# A run of records
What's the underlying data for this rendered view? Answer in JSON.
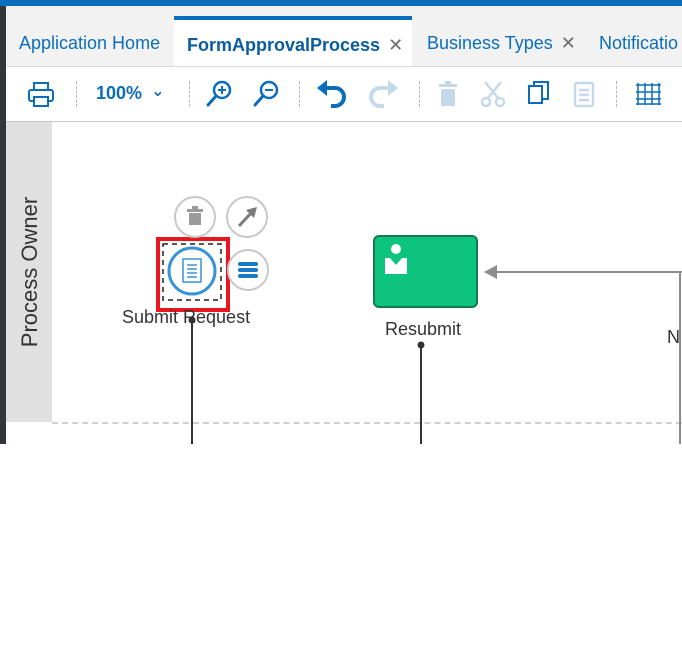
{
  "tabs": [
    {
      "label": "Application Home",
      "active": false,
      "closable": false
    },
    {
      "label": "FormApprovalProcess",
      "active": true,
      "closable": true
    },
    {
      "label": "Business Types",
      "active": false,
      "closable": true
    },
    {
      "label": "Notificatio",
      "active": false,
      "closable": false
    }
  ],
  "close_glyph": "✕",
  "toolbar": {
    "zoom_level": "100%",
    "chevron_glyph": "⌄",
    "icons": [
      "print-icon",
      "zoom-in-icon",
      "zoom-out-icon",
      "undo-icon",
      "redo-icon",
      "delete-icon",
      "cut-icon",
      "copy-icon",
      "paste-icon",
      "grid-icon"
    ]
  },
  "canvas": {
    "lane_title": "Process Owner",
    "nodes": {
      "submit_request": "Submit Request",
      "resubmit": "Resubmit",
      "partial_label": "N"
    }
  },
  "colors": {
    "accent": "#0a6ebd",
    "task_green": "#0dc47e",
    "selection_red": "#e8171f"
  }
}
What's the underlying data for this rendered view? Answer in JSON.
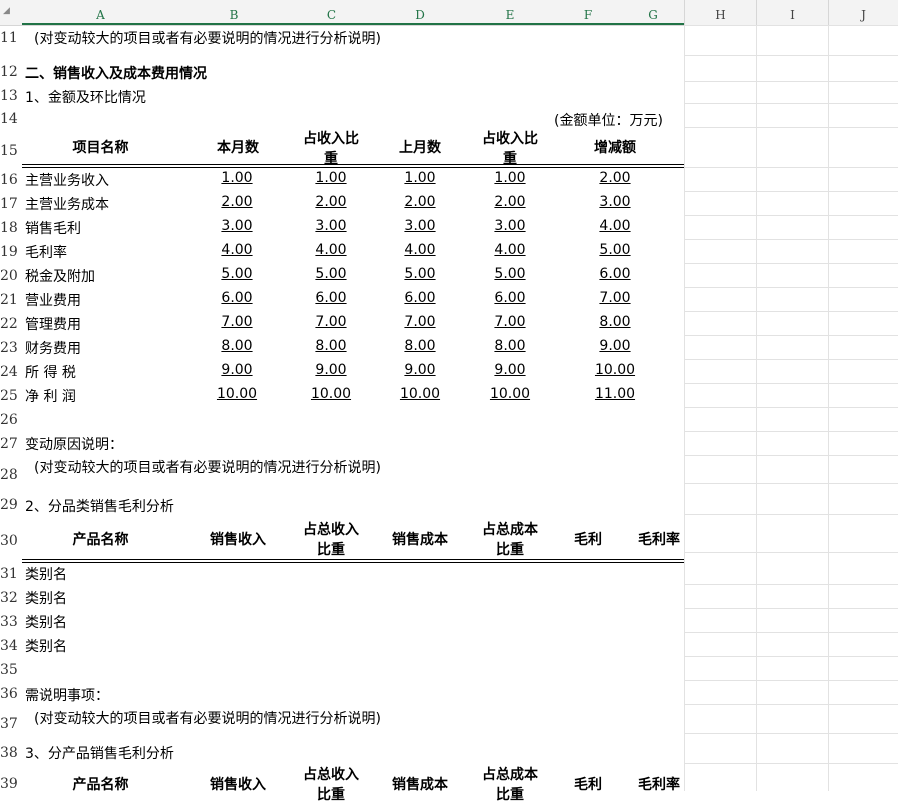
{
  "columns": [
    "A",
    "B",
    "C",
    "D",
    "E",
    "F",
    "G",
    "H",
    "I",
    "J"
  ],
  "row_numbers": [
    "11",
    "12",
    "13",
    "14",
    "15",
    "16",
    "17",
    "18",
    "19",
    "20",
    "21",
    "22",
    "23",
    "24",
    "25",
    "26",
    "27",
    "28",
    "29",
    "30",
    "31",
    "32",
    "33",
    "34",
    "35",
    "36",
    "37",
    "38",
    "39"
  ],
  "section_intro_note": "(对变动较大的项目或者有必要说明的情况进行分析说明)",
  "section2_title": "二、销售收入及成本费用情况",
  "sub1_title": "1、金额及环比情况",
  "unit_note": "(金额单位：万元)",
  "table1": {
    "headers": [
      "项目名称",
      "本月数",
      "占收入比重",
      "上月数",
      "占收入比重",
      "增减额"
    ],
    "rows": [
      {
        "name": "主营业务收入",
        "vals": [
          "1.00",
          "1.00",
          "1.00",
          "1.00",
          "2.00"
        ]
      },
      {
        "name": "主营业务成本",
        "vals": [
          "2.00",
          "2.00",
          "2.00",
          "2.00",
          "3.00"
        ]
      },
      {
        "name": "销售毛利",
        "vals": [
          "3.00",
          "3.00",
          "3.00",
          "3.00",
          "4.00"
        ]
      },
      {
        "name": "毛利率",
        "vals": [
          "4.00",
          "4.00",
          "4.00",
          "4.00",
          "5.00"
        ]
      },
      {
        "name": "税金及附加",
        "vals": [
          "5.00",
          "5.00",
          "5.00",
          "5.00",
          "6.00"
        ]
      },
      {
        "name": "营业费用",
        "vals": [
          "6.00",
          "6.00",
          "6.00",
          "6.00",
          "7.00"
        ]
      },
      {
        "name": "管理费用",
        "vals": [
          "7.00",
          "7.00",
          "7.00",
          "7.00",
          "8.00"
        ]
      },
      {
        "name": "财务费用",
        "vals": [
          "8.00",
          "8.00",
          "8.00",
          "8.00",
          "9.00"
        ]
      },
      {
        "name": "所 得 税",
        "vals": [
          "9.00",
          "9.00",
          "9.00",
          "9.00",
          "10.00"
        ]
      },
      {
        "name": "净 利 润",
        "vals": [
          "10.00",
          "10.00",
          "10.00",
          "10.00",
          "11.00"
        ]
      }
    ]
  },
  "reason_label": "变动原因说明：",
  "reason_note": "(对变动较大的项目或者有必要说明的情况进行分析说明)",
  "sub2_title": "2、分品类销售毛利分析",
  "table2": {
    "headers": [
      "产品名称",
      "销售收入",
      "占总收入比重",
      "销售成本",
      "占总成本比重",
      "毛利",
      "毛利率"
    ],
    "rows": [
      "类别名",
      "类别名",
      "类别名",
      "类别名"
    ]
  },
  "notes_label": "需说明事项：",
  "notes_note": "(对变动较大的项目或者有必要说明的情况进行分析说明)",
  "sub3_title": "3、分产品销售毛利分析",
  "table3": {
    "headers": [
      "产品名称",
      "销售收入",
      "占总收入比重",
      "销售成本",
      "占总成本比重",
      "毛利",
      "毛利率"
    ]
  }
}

# WORK INSTRUCTIONS
Transcribe the records word for word and include no pictures.

# EXPECTED ANSWER
What's the underlying data for this rendered view? Answer in JSON.
{
  "tabs": [
    {
      "label": "Application Home",
      "active": false,
      "closable": false
    },
    {
      "label": "FormApprovalProcess",
      "active": true,
      "closable": true
    },
    {
      "label": "Business Types",
      "active": false,
      "closable": true
    },
    {
      "label": "Notificatio",
      "active": false,
      "closable": false
    }
  ],
  "close_glyph": "✕",
  "toolbar": {
    "zoom_level": "100%",
    "chevron_glyph": "⌄",
    "icons": [
      "print-icon",
      "zoom-in-icon",
      "zoom-out-icon",
      "undo-icon",
      "redo-icon",
      "delete-icon",
      "cut-icon",
      "copy-icon",
      "paste-icon",
      "grid-icon"
    ]
  },
  "canvas": {
    "lane_title": "Process Owner",
    "nodes": {
      "submit_request": "Submit Request",
      "resubmit": "Resubmit",
      "partial_label": "N"
    }
  },
  "colors": {
    "accent": "#0a6ebd",
    "task_green": "#0dc47e",
    "selection_red": "#e8171f"
  }
}
What's the underlying data for this rendered view? Answer in JSON.
{
  "columns": [
    "A",
    "B",
    "C",
    "D",
    "E",
    "F",
    "G",
    "H",
    "I",
    "J"
  ],
  "row_numbers": [
    "11",
    "12",
    "13",
    "14",
    "15",
    "16",
    "17",
    "18",
    "19",
    "20",
    "21",
    "22",
    "23",
    "24",
    "25",
    "26",
    "27",
    "28",
    "29",
    "30",
    "31",
    "32",
    "33",
    "34",
    "35",
    "36",
    "37",
    "38",
    "39"
  ],
  "section_intro_note": "(对变动较大的项目或者有必要说明的情况进行分析说明)",
  "section2_title": "二、销售收入及成本费用情况",
  "sub1_title": "1、金额及环比情况",
  "unit_note": "(金额单位：万元)",
  "table1": {
    "headers": [
      "项目名称",
      "本月数",
      "占收入比重",
      "上月数",
      "占收入比重",
      "增减额"
    ],
    "rows": [
      {
        "name": "主营业务收入",
        "vals": [
          "1.00",
          "1.00",
          "1.00",
          "1.00",
          "2.00"
        ]
      },
      {
        "name": "主营业务成本",
        "vals": [
          "2.00",
          "2.00",
          "2.00",
          "2.00",
          "3.00"
        ]
      },
      {
        "name": "销售毛利",
        "vals": [
          "3.00",
          "3.00",
          "3.00",
          "3.00",
          "4.00"
        ]
      },
      {
        "name": "毛利率",
        "vals": [
          "4.00",
          "4.00",
          "4.00",
          "4.00",
          "5.00"
        ]
      },
      {
        "name": "税金及附加",
        "vals": [
          "5.00",
          "5.00",
          "5.00",
          "5.00",
          "6.00"
        ]
      },
      {
        "name": "营业费用",
        "vals": [
          "6.00",
          "6.00",
          "6.00",
          "6.00",
          "7.00"
        ]
      },
      {
        "name": "管理费用",
        "vals": [
          "7.00",
          "7.00",
          "7.00",
          "7.00",
          "8.00"
        ]
      },
      {
        "name": "财务费用",
        "vals": [
          "8.00",
          "8.00",
          "8.00",
          "8.00",
          "9.00"
        ]
      },
      {
        "name": "所 得 税",
        "vals": [
          "9.00",
          "9.00",
          "9.00",
          "9.00",
          "10.00"
        ]
      },
      {
        "name": "净 利 润",
        "vals": [
          "10.00",
          "10.00",
          "10.00",
          "10.00",
          "11.00"
        ]
      }
    ]
  },
  "reason_label": "变动原因说明：",
  "reason_note": "(对变动较大的项目或者有必要说明的情况进行分析说明)",
  "sub2_title": "2、分品类销售毛利分析",
  "table2": {
    "headers": [
      "产品名称",
      "销售收入",
      "占总收入比重",
      "销售成本",
      "占总成本比重",
      "毛利",
      "毛利率"
    ],
    "rows": [
      "类别名",
      "类别名",
      "类别名",
      "类别名"
    ]
  },
  "notes_label": "需说明事项：",
  "notes_note": "(对变动较大的项目或者有必要说明的情况进行分析说明)",
  "sub3_title": "3、分产品销售毛利分析",
  "table3": {
    "headers": [
      "产品名称",
      "销售收入",
      "占总收入比重",
      "销售成本",
      "占总成本比重",
      "毛利",
      "毛利率"
    ]
  }
}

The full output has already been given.